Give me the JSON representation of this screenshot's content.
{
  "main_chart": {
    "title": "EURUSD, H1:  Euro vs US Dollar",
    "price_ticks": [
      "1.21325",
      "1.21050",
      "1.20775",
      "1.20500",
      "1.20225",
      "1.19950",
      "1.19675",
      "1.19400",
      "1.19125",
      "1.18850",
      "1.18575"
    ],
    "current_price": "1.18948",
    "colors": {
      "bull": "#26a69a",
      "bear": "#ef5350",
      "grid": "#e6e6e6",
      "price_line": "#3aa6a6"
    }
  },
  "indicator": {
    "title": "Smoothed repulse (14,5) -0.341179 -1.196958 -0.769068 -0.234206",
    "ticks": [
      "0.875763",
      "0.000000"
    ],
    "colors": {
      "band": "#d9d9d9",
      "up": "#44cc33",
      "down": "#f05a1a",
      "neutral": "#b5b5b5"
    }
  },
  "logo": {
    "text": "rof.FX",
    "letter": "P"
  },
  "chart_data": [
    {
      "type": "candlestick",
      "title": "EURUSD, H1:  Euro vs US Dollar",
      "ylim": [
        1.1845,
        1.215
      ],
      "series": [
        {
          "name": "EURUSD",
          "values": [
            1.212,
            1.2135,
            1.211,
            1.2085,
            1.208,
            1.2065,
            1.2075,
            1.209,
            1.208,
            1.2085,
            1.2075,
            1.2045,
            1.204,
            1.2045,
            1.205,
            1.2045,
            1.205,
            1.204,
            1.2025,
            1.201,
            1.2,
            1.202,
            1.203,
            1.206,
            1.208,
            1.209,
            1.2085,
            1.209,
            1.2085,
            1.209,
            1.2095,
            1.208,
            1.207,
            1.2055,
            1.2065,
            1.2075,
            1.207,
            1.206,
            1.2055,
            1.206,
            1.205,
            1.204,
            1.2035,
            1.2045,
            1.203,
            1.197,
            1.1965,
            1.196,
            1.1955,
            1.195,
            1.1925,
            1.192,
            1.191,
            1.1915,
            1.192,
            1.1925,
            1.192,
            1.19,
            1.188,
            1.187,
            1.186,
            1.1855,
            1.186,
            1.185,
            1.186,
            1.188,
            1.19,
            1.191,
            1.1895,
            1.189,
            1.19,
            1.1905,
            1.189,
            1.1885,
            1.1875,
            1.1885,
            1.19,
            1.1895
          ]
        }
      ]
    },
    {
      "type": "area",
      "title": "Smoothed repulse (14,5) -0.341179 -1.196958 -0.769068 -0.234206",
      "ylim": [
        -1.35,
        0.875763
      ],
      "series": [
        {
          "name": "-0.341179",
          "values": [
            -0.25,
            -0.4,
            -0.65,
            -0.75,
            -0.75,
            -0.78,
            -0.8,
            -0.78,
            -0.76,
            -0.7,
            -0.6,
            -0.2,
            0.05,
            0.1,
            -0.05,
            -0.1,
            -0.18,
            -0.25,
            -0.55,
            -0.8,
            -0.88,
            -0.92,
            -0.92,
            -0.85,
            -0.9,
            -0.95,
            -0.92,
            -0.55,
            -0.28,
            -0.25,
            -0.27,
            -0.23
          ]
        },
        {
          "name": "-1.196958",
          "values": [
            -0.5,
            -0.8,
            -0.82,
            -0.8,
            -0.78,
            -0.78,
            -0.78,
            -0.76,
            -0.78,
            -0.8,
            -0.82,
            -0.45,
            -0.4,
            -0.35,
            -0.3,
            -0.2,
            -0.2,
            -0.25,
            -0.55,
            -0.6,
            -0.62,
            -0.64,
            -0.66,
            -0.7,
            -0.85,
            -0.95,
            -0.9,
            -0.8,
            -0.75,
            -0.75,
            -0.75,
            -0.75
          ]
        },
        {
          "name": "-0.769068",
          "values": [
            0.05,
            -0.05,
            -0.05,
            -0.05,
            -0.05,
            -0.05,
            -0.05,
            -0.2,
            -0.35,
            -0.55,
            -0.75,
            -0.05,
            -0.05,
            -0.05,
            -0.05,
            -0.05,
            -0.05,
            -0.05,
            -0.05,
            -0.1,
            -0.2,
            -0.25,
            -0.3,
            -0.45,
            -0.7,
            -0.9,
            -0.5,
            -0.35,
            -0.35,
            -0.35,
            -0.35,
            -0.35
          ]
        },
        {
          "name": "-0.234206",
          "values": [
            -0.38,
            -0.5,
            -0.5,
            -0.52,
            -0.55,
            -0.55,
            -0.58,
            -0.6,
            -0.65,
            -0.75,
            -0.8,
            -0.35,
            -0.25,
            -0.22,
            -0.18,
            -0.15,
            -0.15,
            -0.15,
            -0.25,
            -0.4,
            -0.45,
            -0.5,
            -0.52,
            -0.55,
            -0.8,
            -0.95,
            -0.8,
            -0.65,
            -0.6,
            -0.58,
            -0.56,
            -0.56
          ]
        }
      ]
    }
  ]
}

● EXERCISE PROMPT
Each entry above is to be printed again exactly.

● ANSWER IN FULL
Give me the JSON representation of this screenshot's content.
{
  "main_chart": {
    "title": "EURUSD, H1:  Euro vs US Dollar",
    "price_ticks": [
      "1.21325",
      "1.21050",
      "1.20775",
      "1.20500",
      "1.20225",
      "1.19950",
      "1.19675",
      "1.19400",
      "1.19125",
      "1.18850",
      "1.18575"
    ],
    "current_price": "1.18948",
    "colors": {
      "bull": "#26a69a",
      "bear": "#ef5350",
      "grid": "#e6e6e6",
      "price_line": "#3aa6a6"
    }
  },
  "indicator": {
    "title": "Smoothed repulse (14,5) -0.341179 -1.196958 -0.769068 -0.234206",
    "ticks": [
      "0.875763",
      "0.000000"
    ],
    "colors": {
      "band": "#d9d9d9",
      "up": "#44cc33",
      "down": "#f05a1a",
      "neutral": "#b5b5b5"
    }
  },
  "logo": {
    "text": "rof.FX",
    "letter": "P"
  },
  "chart_data": [
    {
      "type": "candlestick",
      "title": "EURUSD, H1:  Euro vs US Dollar",
      "ylim": [
        1.1845,
        1.215
      ],
      "series": [
        {
          "name": "EURUSD",
          "values": [
            1.212,
            1.2135,
            1.211,
            1.2085,
            1.208,
            1.2065,
            1.2075,
            1.209,
            1.208,
            1.2085,
            1.2075,
            1.2045,
            1.204,
            1.2045,
            1.205,
            1.2045,
            1.205,
            1.204,
            1.2025,
            1.201,
            1.2,
            1.202,
            1.203,
            1.206,
            1.208,
            1.209,
            1.2085,
            1.209,
            1.2085,
            1.209,
            1.2095,
            1.208,
            1.207,
            1.2055,
            1.2065,
            1.2075,
            1.207,
            1.206,
            1.2055,
            1.206,
            1.205,
            1.204,
            1.2035,
            1.2045,
            1.203,
            1.197,
            1.1965,
            1.196,
            1.1955,
            1.195,
            1.1925,
            1.192,
            1.191,
            1.1915,
            1.192,
            1.1925,
            1.192,
            1.19,
            1.188,
            1.187,
            1.186,
            1.1855,
            1.186,
            1.185,
            1.186,
            1.188,
            1.19,
            1.191,
            1.1895,
            1.189,
            1.19,
            1.1905,
            1.189,
            1.1885,
            1.1875,
            1.1885,
            1.19,
            1.1895
          ]
        }
      ]
    },
    {
      "type": "area",
      "title": "Smoothed repulse (14,5) -0.341179 -1.196958 -0.769068 -0.234206",
      "ylim": [
        -1.35,
        0.875763
      ],
      "series": [
        {
          "name": "-0.341179",
          "values": [
            -0.25,
            -0.4,
            -0.65,
            -0.75,
            -0.75,
            -0.78,
            -0.8,
            -0.78,
            -0.76,
            -0.7,
            -0.6,
            -0.2,
            0.05,
            0.1,
            -0.05,
            -0.1,
            -0.18,
            -0.25,
            -0.55,
            -0.8,
            -0.88,
            -0.92,
            -0.92,
            -0.85,
            -0.9,
            -0.95,
            -0.92,
            -0.55,
            -0.28,
            -0.25,
            -0.27,
            -0.23
          ]
        },
        {
          "name": "-1.196958",
          "values": [
            -0.5,
            -0.8,
            -0.82,
            -0.8,
            -0.78,
            -0.78,
            -0.78,
            -0.76,
            -0.78,
            -0.8,
            -0.82,
            -0.45,
            -0.4,
            -0.35,
            -0.3,
            -0.2,
            -0.2,
            -0.25,
            -0.55,
            -0.6,
            -0.62,
            -0.64,
            -0.66,
            -0.7,
            -0.85,
            -0.95,
            -0.9,
            -0.8,
            -0.75,
            -0.75,
            -0.75,
            -0.75
          ]
        },
        {
          "name": "-0.769068",
          "values": [
            0.05,
            -0.05,
            -0.05,
            -0.05,
            -0.05,
            -0.05,
            -0.05,
            -0.2,
            -0.35,
            -0.55,
            -0.75,
            -0.05,
            -0.05,
            -0.05,
            -0.05,
            -0.05,
            -0.05,
            -0.05,
            -0.05,
            -0.1,
            -0.2,
            -0.25,
            -0.3,
            -0.45,
            -0.7,
            -0.9,
            -0.5,
            -0.35,
            -0.35,
            -0.35,
            -0.35,
            -0.35
          ]
        },
        {
          "name": "-0.234206",
          "values": [
            -0.38,
            -0.5,
            -0.5,
            -0.52,
            -0.55,
            -0.55,
            -0.58,
            -0.6,
            -0.65,
            -0.75,
            -0.8,
            -0.35,
            -0.25,
            -0.22,
            -0.18,
            -0.15,
            -0.15,
            -0.15,
            -0.25,
            -0.4,
            -0.45,
            -0.5,
            -0.52,
            -0.55,
            -0.8,
            -0.95,
            -0.8,
            -0.65,
            -0.6,
            -0.58,
            -0.56,
            -0.56
          ]
        }
      ]
    }
  ]
}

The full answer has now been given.